Extracted records
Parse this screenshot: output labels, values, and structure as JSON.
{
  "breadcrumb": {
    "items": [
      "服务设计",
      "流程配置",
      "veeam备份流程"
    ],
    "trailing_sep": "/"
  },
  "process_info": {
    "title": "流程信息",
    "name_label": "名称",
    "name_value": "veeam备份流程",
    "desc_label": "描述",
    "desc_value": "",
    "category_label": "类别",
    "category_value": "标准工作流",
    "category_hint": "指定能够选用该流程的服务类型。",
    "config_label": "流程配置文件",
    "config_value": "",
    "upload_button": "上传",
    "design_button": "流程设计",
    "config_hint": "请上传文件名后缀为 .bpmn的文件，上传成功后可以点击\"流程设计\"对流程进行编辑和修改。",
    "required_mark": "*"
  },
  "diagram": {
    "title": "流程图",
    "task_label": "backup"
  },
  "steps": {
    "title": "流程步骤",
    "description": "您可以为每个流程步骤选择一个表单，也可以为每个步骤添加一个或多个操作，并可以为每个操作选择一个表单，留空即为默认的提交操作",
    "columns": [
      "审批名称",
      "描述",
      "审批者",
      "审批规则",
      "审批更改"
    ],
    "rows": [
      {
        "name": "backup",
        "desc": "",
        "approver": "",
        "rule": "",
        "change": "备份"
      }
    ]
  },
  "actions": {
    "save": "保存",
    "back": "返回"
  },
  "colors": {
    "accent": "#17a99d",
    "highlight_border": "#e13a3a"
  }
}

Work to complete: Pull every line containing the word "流程设计" out of the material and copy it.

The response:
    "design_button": "流程设计",
    "config_hint": "请上传文件名后缀为 .bpmn的文件，上传成功后可以点击\"流程设计\"对流程进行编辑和修改。",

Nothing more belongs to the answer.